WRITTEN PROBLEM: Quote all entries in full, exactly.

SUPPLIED DATA:
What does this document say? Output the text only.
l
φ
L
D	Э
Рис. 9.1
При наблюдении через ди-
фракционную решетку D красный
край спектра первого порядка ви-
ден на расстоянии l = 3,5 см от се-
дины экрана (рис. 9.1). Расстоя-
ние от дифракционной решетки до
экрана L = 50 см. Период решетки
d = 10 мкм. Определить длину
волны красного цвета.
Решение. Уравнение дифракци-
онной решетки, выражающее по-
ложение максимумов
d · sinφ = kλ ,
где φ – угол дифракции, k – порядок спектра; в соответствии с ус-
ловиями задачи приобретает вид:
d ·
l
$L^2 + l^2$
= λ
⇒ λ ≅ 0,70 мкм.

EXERCISE RESULT:
What does this document say? Output the text only.
l
φ
L
D	Э
Рис. 9.1
При наблюдении через ди-
фракционную решетку D красный
край спектра первого порядка ви-
ден на расстоянии l = 3,5 см от се-
дины экрана (рис. 9.1). Расстоя-
ние от дифракционной решетки до
экрана L = 50 см. Период решетки
d = 10 мкм. Определить длину
волны красного цвета.
Решение. Уравнение дифракци-
онной решетки, выражающее по-
ложение максимумов
d · sinφ = kλ ,
где φ – угол дифракции, k – порядок спектра; в соответствии с ус-
ловиями задачи приобретает вид:
d ·
l
$L^2 + l^2$
= λ
⇒ λ ≅ 0,70 мкм.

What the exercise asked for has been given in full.